(PROVIDED MATERIAL begins)
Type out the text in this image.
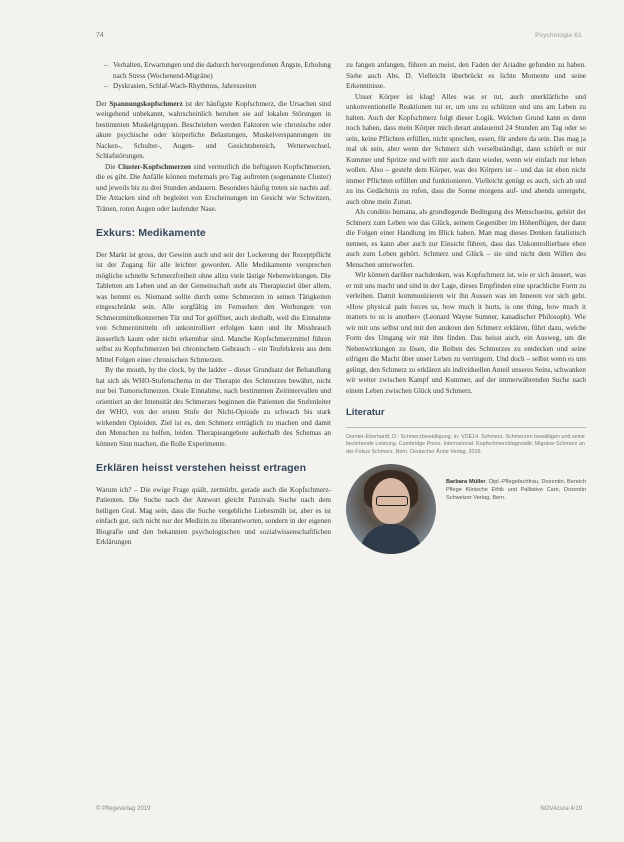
74	Psychologie 61
– Verhalten, Erwartungen und die dadurch hervorgerufenen Ängste, Erholung nach Stress (Wochenend-Migräne)
– Dyskrasien, Schlaf-Wach-Rhythmus, Jahreszeiten

Der Spannungskopfschmerz ist der häufigste Kopfschmerz, die Ursachen sind weitgehend unbekannt, wahrscheinlich beruhen sie auf lokalen Störungen in bestimmten Muskelgruppen. Beschrieben werden Faktoren wie chronische oder akute psychische oder körperliche Belastungen, Muskelverspannungen im Nacken-, Schulter-, Augen- und Gesichtsbereich, Wetterwechsel, Schlafstörungen.

Die Cluster-Kopfschmerzen sind vermutlich die heftigsten Kopfschmerzen, die es gibt. Die Anfälle können mehrmals pro Tag auftreten (sogenannte Cluster) und jeweils bis zu drei Stunden andauern. Besonders häufig treten sie nachts auf. Die Attacken sind oft begleitet von Erscheinungen im Gesicht wie Schwitzen, Tränen, roten Augen oder laufender Nase.

Exkurs: Medikamente

Der Markt ist gross, der Gewinn auch und seit der Lockerung der Rezeptpflicht ist der Zugang für alle leichter geworden. Alle Medikamente versprechen mögliche schnelle Schmerzfreiheit ohne allzu viele lästige Nebenwirkungen. Die Tabletten am Leben und an der Gemeinschaft steht als Therapieziel über allem, was hemmt es. Niemand sollte durch seine Schmerzen in seinen Tätigkeiten eingeschränkt sein. Alle sorgfältig im Fernsehen den Werbungen von Schmerzmittelkonzernen Tür und Tor geöffnet, auch deshalb, weil die Einnahme von Schmerzmitteln oft unkontrolliert erfolgen kann und ihr Missbrauch äusserlich kaum oder nicht erkennbar sind. Manche Kopfschmerzmittel führen selbst zu Kopfschmerzen bei chronischem Gebrauch – ein Teufelskreis aus dem Mittel Folgen einer chronischen Schmerzen.

By the mouth, by the clock, by the ladder – dieser Grundsatz der Behandlung hat sich als WHO-Stufenschema in der Therapie des Schmerzes bewährt, nicht nur bei Tumorschmerzen. Orale Einnahme, nach bestimmten Zeitintervallen und orientiert an der Intensität des Schmerzes beginnen die Patienten die Stufenleiter der WHO, von der ersten Stufe der Nicht-Opioide zu schwach bis stark wirkenden Opioiden. Ziel ist es, den Schmerz erträglich zu machen und damit den Menschen zu helfen, leiden. Therapieangebote außerhalb des Schemas an können Sinn machen, die Rolle Experimente.

Erklären heisst verstehen heisst ertragen

Warum ich? – Die ewige Frage quält, zermürbt, gerade auch die Kopfschmerz-Patienten. Die Suche nach der Antwort gleicht Parzivals Suche nach dem heiligen Gral. Mag sein, dass die Suche vergebliche Liebesmüh ist, aber es ist einfach gut, sich nicht nur der Medizin zu überantworten, sondern in der eigenen Biografie und den bekannten psychologischen und sozialwissenschaftlichen Erklärungen

zu fangen anfangen, führen an meist, den Faden der Ariadne gefunden zu haben. Siehe auch Abs. D. Vielleicht überbrückt es lichte Momente und seine Erkenntnisse.

Unser Körper ist klug! Alles was er tut, auch unerklärliche und unkonventionelle Reaktionen tut er, um uns zu schützen und uns am Leben zu halten. Auch der Kopfschmerz folgt dieser Logik. Welchen Grund kann es denn noch haben, dass mein Körper mich derart andauernd 24 Stunden am Tag oder so sein, keine Pflichten erfüllen, nicht sprechen, essen, für andere da sein. Das mag ja mal ok sein, aber wenn der Schmerz sich verselbständigt, dann schürft er mir Kummer und Spritze und wirft mir auch dann wieder, wenn wir einfach nur leben wollen. Also – gesteht dem Körper, was des Körpers ist – und das ist eben nicht immer Pflichten erfüllen und funktionieren. Vielleicht genügt es auch, sich ab und zu ins Gedächtnis zu rufen, dass die Sonne morgens auf- und abends untergeht, auch ohne mein Zutun.

Als conditio humana, als grundlegende Bedingung des Menschseins, gehört der Schmerz zum Leben wie das Glück, seinem Gegenüber im Höhenflügen, der dann die Folgen einer Handlung im Blick haben. Man mag dieses Denken fatalistisch nennen, es kann aber auch zur Einsicht führen, dass das Unkontrollierbare eben auch zum Leben gehört. Schmerz und Glück – sie sind nicht dem Willen des Menschen unterworfen.

Wir können darüber nachdenken, was Kopfschmerz ist, wie er sich äussert, was er mit uns macht und sind in der Lage, dieses Empfinden eine sprachliche Form zu verleihen. Damit kommunizieren wir ihn Aussen was im Inneren vor sich geht. »How physical pain forces us, how much it hurts, is one thing, how much it matters to us is another« (Leonard Wayne Sumner, kanadischer Philosoph). Wie wir mit uns selbst und mit den anderen den Schmerz erklären, führt dazu, welche Form des Umgang wir mit ihm finden. Das heisst auch, ein Ausweg, um die Nebenwirkungen zu lösen, die Reiben des Schmerzes zu entdecken und seine eifrigen die Macht über unser Leben zu verringern. Und doch – selbst wenn es uns gelingt, den Schmerz zu erklären als individuellen Anteil unseres Seins, schwanken wir weiter zwischen Kampf und Kummer, auf der immerwährenden Suche nach einem Leben zwischen Glück und Schmerz.

Literatur

Dornier-Eberhardt, D.: Schmerzbewältigung. In: VDE14. Schmerz. Schmerzen bewältigen und seine beziehende Leistung. Cambridge Press. International. Kopfschmerzdiagnostik: Migräne-Schmerz an der Fokus Schmerz. Bern. Deutscher Ärzte Verlag. 2016.

Barbara Müller, Dipl.-Pflegefachfrau, Dozentin, Bereich Pflege Klinische Ethik und Palliative Care, Dozentin Schweizer Verlag, Bern.
© Pflegeverlag 2019	NOVAcura 4/19
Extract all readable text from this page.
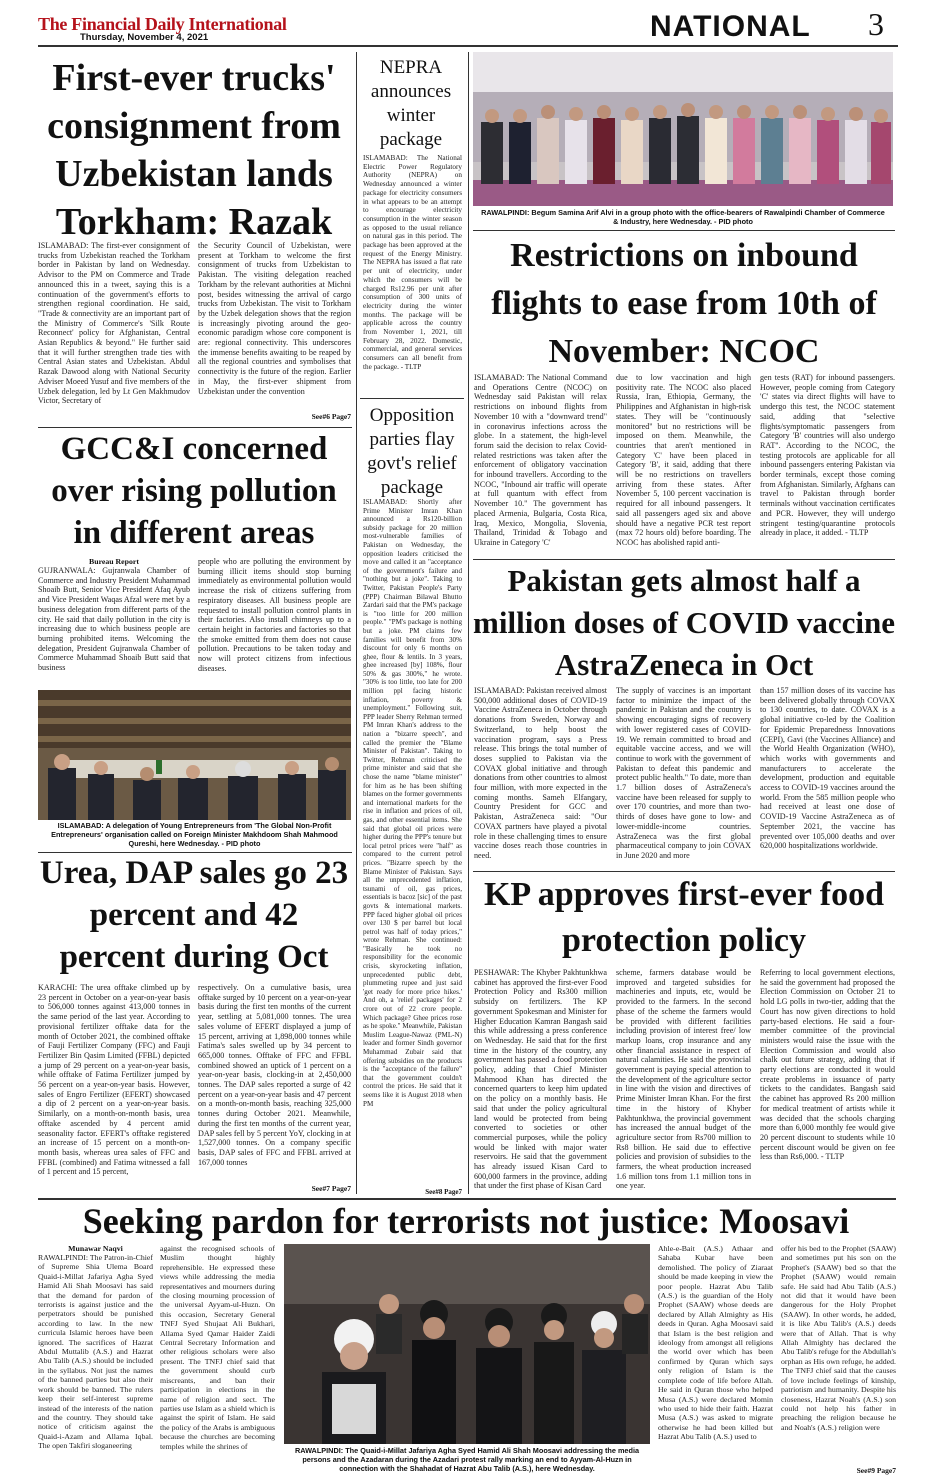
The Financial Daily International
Thursday, November 4, 2021	NATIONAL 3
First-ever trucks' consignment from Uzbekistan lands Torkham: Razak
ISLAMABAD: The first-ever consignment of trucks from Uzbekistan reached the Torkham border in Pakistan by land on Wednesday. Advisor to the PM on Commerce and Trade announced this in a tweet, saying this is a continuation of the government's efforts to strengthen regional coordination. He said, "Trade & connectivity are an important part of the Ministry of Commerce's 'Silk Route Reconnect' policy for Afghanistan, Central Asian Republics & beyond." He further said that it will further strengthen trade ties with Central Asian states and Uzbekistan. Abdul Razak Dawood along with National Security Adviser Moeed Yusuf and five members of the Uzbek delegation, led by Lt Gen Makhmudov Victor, Secretary of
the Security Council of Uzbekistan, were present at Torkham to welcome the first consignment of trucks from Uzbekistan to Pakistan. The visiting delegation reached Torkham by the relevant authorities at Michni post, besides witnessing the arrival of cargo trucks from Uzbekistan. The visit to Torkham by the Uzbek delegation shows that the region is increasingly pivoting around the geo-economic paradigm whose core component is are: regional connectivity. This underscores the immense benefits awaiting to be reaped by all the regional countries and symbolises that connectivity is the future of the region. Earlier in May, the first-ever shipment from Uzbekistan under the convention
See#6 Page7
NEPRA announces winter package
ISLAMABAD: The National Electric Power Regulatory Authority (NEPRA) on Wednesday announced a winter package for electricity consumers in what appears to be an attempt to encourage electricity consumption in the winter season as opposed to the usual reliance on natural gas in this period. The package has been approved at the request of the Energy Ministry. The NEPRA has issued a flat rate per unit of electricity, under which the consumers will be charged Rs12.96 per unit after consumption of 300 units of electricity during the winter months. The package will be applicable across the country from November 1, 2021, till February 28, 2022. Domestic, commercial, and general services consumers can all benefit from the package. - TLTP
Opposition parties flay govt's relief package
ISLAMABAD: Shortly after Prime Minister Imran Khan announced a Rs120-billion subsidy package for 20 million most-vulnerable families of Pakistan on Wednesday, the opposition leaders criticised the move and called it an "acceptance of the government's failure and "nothing but a joke". Taking to Twitter, Pakistan People's Party (PPP) Chairman Bilawal Bhutto Zardari said that the PM's package is "too little for 200 million people." "PM's package is nothing but a joke. PM claims few families will benefit from 30% discount for only 6 months on ghee, flour & lentils. In 3 years, ghee increased [by] 108%, flour 50% & gas 300%," he wrote. "30% is too little, too late for 200 million ppl facing historic inflation, poverty & unemployment." Following suit, PPP leader Sherry Rehman termed PM Imran Khan's address to the nation a "bizarre speech", and called the premier the "Blame Minister of Pakistan". Taking to Twitter, Rehman criticised the prime minister and said that she chose the name "blame minister" for him as he has been shifting blames on the former governments and international markets for the rise in inflation and prices of oil, gas, and other essential items. She said that global oil prices were higher during the PPP's tenure but local petrol prices were "half" as compared to the current petrol prices. "Bizarre speech by the Blame Minister of Pakistan. Says all the unprecedented inflation, tsunami of oil, gas prices, essentials is bacoz [sic] of the past govts & international markets. PPP faced higher global oil prices over 130 $ per barrel but local petrol was half of today prices," wrote Rehman. She continued: "Basically he took no responsibility for the economic crisis, skyrocketing inflation, unprecedented public debt, plummeting rupee and just said 'get ready for more price hikes.' And oh, a 'relief packages' for 2 crore out of 22 crore people. Which package? Ghee prices rose as he spoke." Meanwhile, Pakistan Muslim League-Nawaz (PML-N) leader and former Sindh governor Muhammad Zubair said that offering subsidies on the products is the "acceptance of the failure" that the government couldn't control the prices. He said that it seems like it is August 2018 when PM
See#8 Page7
GCC&I concerned over rising pollution in different areas
Bureau Report
GUJRANWALA: Gujranwala Chamber of Commerce and Industry President Muhammad Shoaib Butt, Senior Vice President Afaq Ayub and Vice President Waqas Afzal were met by a business delegation from different parts of the city. He said that daily pollution in the city is increasing due to which business people are burning prohibited items. Welcoming the delegation, President Gujranwala Chamber of Commerce Muhammad Shoaib Butt said that business
people who are polluting the environment by burning illicit items should stop burning immediately as environmental pollution would increase the risk of citizens suffering from respiratory diseases. All business people are requested to install pollution control plants in their factories. Also install chimneys up to a certain height in factories and factories so that the smoke emitted from them does not cause pollution. Precautions to be taken today and now will protect citizens from infectious diseases.
ISLAMABAD: A delegation of Young Entrepreneurs from 'The Global Non-Profit Entrepreneurs' organisation called on Foreign Minister Makhdoom Shah Mahmood Qureshi, here Wednesday. - PID photo
Urea, DAP sales go 23 percent and 42 percent during Oct
KARACHI: The urea offtake climbed up by 23 percent in October on a year-on-year basis to 506,000 tonnes against 413,000 tonnes in the same period of the last year. According to provisional fertilizer offtake data for the month of October 2021, the combined offtake of Fauji Fertilizer Company (FFC) and Fauji Fertilizer Bin Qasim Limited (FFBL) depicted a jump of 29 percent on a year-on-year basis, while offtake of Fatima Fertilizer jumped by 56 percent on a year-on-year basis. However, sales of Engro Fertilizer (EFERT) showcased a dip of 2 percent on a year-on-year basis. Similarly, on a month-on-month basis, urea offtake ascended by 4 percent amid seasonality factor. EFERT's offtake registered an increase of 15 percent on a month-on-month basis, whereas urea sales of FFC and FFBL (combined) and Fatima witnessed a fall of 1 percent and 15 percent,
respectively. On a cumulative basis, urea offtake surged by 10 percent on a year-on-year basis during the first ten months of the current year, settling at 5,081,000 tonnes. The urea sales volume of EFERT displayed a jump of 15 percent, arriving at 1,898,000 tonnes while Fatima's sales swelled up by 34 percent to 665,000 tonnes. Offtake of FFC and FFBL combined showed an uptick of 1 percent on a year-on-year basis, clocking-in at 2,450,000 tonnes. The DAP sales reported a surge of 42 percent on a year-on-year basis and 47 percent on a month-on-month basis, reaching 325,000 tonnes during October 2021. Meanwhile, during the first ten months of the current year, DAP sales fell by 5 percent YoY, clocking in at 1,527,000 tonnes. On a company specific basis, DAP sales of FFC and FFBL arrived at 167,000 tonnes
See#7 Page7
RAWALPINDI: Begum Samina Arif Alvi in a group photo with the office-bearers of Rawalpindi Chamber of Commerce & Industry, here Wednesday. - PID photo
Restrictions on inbound flights to ease from 10th of November: NCOC
ISLAMABAD: The National Command and Operations Centre (NCOC) on Wednesday said Pakistan will relax restrictions on inbound flights from November 10 with a "downward trend" in coronavirus infections across the globe. In a statement, the high-level forum said the decision to relax Covid-related restrictions was taken after the enforcement of obligatory vaccination for inbound travellers. According to the NCOC, "Inbound air traffic will operate at full quantum with effect from November 10." The government has placed Armenia, Bulgaria, Costa Rica, Iraq, Mexico, Mongolia, Slovenia, Thailand, Trinidad & Tobago and Ukraine in Category 'C'
due to low vaccination and high positivity rate. The NCOC also placed Russia, Iran, Ethiopia, Germany, the Philippines and Afghanistan in high-risk states. They will be "continuously monitored" but no restrictions will be imposed on them. Meanwhile, the countries that aren't mentioned in Category 'C' have been placed in Category 'B', it said, adding that there will be no restrictions on travellers arriving from these states. After November 5, 100 percent vaccination is required for all inbound passengers. It said all passengers aged six and above should have a negative PCR test report (max 72 hours old) before boarding. The NCOC has abolished rapid anti-
gen tests (RAT) for inbound passengers. However, people coming from Category 'C' states via direct flights will have to undergo this test, the NCOC statement said, adding that "selective flights/symptomatic passengers from Category 'B' countries will also undergo RAT". According to the NCOC, the testing protocols are applicable for all inbound passengers entering Pakistan via border terminals, except those coming from Afghanistan. Similarly, Afghans can travel to Pakistan through border terminals without vaccination certificates and PCR. However, they will undergo stringent testing/quarantine protocols already in place, it added. - TLTP
Pakistan gets almost half a million doses of COVID vaccine AstraZeneca in Oct
ISLAMABAD: Pakistan received almost 500,000 additional doses of COVID-19 Vaccine AstraZeneca in October through donations from Sweden, Norway and Switzerland, to help boost the vaccination program, says a Press release. This brings the total number of doses supplied to Pakistan via the COVAX global initiative and through donations from other countries to almost four million, with more expected in the coming months. Sameh Elfangary, Country President for GCC and Pakistan, AstraZeneca said: "Our COVAX partners have played a pivotal role in these challenging times to ensure vaccine doses reach those countries in need.
The supply of vaccines is an important factor to minimize the impact of the pandemic in Pakistan and the country is showing encouraging signs of recovery with lower registered cases of COVID-19. We remain committed to broad and equitable vaccine access, and we will continue to work with the government of Pakistan to defeat this pandemic and protect public health." To date, more than 1.7 billion doses of AstraZeneca's vaccine have been released for supply to over 170 countries, and more than two-thirds of doses have gone to low- and lower-middle-income countries. AstraZeneca was the first global pharmaceutical company to join COVAX in June 2020 and more
than 157 million doses of its vaccine has been delivered globally through COVAX to 130 countries, to date. COVAX is a global initiative co-led by the Coalition for Epidemic Preparedness Innovations (CEPI), Gavi (the Vaccines Alliance) and the World Health Organization (WHO), which works with governments and manufacturers to accelerate the development, production and equitable access to COVID-19 vaccines around the world. From the 585 million people who had received at least one dose of COVID-19 Vaccine AstraZeneca as of September 2021, the vaccine has prevented over 105,000 deaths and over 620,000 hospitalizations worldwide.
KP approves first-ever food protection policy
PESHAWAR: The Khyber Pakhtunkhwa cabinet has approved the first-ever Food Protection Policy and Rs300 million subsidy on fertilizers. The KP government Spokesman and Minister for Higher Education Kamran Bangash said this while addressing a press conference on Wednesday. He said that for the first time in the history of the country, any government has passed a food protection policy, adding that Chief Minister Mahmood Khan has directed the concerned quarters to keep him updated on the policy on a monthly basis. He said that under the policy agricultural land would be protected from being converted to societies or other commercial purposes, while the policy would be linked with major water reservoirs. He said that the government has already issued Kisan Card to 600,000 farmers in the province, adding that under the first phase of Kisan Card
scheme, farmers database would be improved and targeted subsidies for machineries and inputs, etc, would be provided to the farmers. In the second phase of the scheme the farmers would be provided with different facilities including provision of interest free/ low markup loans, crop insurance and any other financial assistance in respect of natural calamities. He said the provincial government is paying special attention to the development of the agriculture sector in line with the vision and directives of Prime Minister Imran Khan. For the first time in the history of Khyber Pakhtunkhwa, the provincial government has increased the annual budget of the agriculture sector from Rs700 million to Rs8 billion. He said due to effective policies and provision of subsidies to the farmers, the wheat production increased 1.6 million tons from 1.1 million tons in one year.
Referring to local government elections, he said the government had proposed the Election Commission on October 21 to hold LG polls in two-tier, adding that the Court has now given directions to hold party-based elections. He said a four-member committee of the provincial ministers would raise the issue with the Election Commission and would also chalk out future strategy, adding that if party elections are conducted it would create problems in issuance of party tickets to the candidates. Bangash said the cabinet has approved Rs 200 million for medical treatment of artists while it was decided that the schools charging more than 6,000 monthly fee would give 20 percent discount to students while 10 percent discount would be given on fee less than Rs6,000. - TLTP
Seeking pardon for terrorists not justice: Moosavi
Munawar Naqvi
RAWALPINDI: The Patron-in-Chief of Supreme Shia Ulema Board Quaid-i-Millat Jafariya Agha Syed Hamid Ali Shah Moosavi has said that the demand for pardon of terrorists is against justice and the perpetrators should be punished according to law. In the new curricula Islamic heroes have been ignored. The sacrifices of Hazrat Abdul Muttalib (A.S.) and Hazrat Abu Talib (A.S.) should be included in the syllabus. Not just the names of the banned parties but also their work should be banned. The rulers keep their self-interest supreme instead of the interests of the nation and the country. They should take notice of criticism against the Quaid-i-Azam and Allama Iqbal. The open Takfiri sloganeering
against the recognised schools of Muslim thought highly reprehensible. He expressed these views while addressing the media representatives and mourners during the closing mourning procession of the universal Ayyam-ul-Huzn. On this occasion, Secretary General TNFJ Syed Shujaat Ali Bukhari, Allama Syed Qamar Haider Zaidi Central Secretary Information and other religious scholars were also present. The TNFJ chief said that the government should curb miscreants, and ban their participation in elections in the name of religion and sect. The parties use Islam as a shield which is against the spirit of Islam. He said the policy of the Arabs is ambiguous because the churches are becoming temples while the shrines of	RAWALPINDI: The Quaid-i-Millat Jafariya Agha Syed Hamid Ali Shah Moosavi addressing the media persons and the Azadaran during the Azadari protest rally marking an end to Ayyam-Al-Huzn in connection with the Shahadat of Hazrat Abu Talib (A.S.), here Wednesday.
Ahle-e-Bait (A.S.) Athaar and Sahaba Kubar have been demolished. The policy of Ziaraat should be made keeping in view the poor people. Hazrat Abu Talib (A.S.) is the guardian of the Holy Prophet (SAAW) whose deeds are declared by Allah Almighty as His deeds in Quran. Agha Moosavi said that Islam is the best religion and ideology from amongst all religions the world over which has been confirmed by Quran which says only religion of Islam is the complete code of life before Allah. He said in Quran those who helped Musa (A.S.) were declared Momin who used to hide their faith. Hazrat Musa (A.S.) was asked to migrate otherwise he had been killed but Hazrat Abu Talib (A.S.) used to
offer his bed to the Prophet (SAAW) and sometimes put his son on the Prophet's (SAAW) bed so that the Prophet (SAAW) would remain safe. He said had Abu Talib (A.S.) not did that it would have been dangerous for the Holy Prophet (SAAW). In other words, he added, it is like Abu Talib's (A.S.) deeds were that of Allah. That is why Allah Almighty has declared the Abu Talib's refuge for the Abdullah's orphan as His own refuge, he added. The TNFJ chief said that the causes of love include feelings of kinship, patriotism and humanity. Despite his closeness, Hazrat Noah's (A.S.) son could not help his father in preaching the religion because he and Noah's (A.S.) religion were
See#9 Page7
(PROVIDED MATERIAL ends)
## PROBLEM DESCRIPTION
Using the entries above, state the number of lines that include "einfach". Add nothing else.

## FINAL ANSWER
2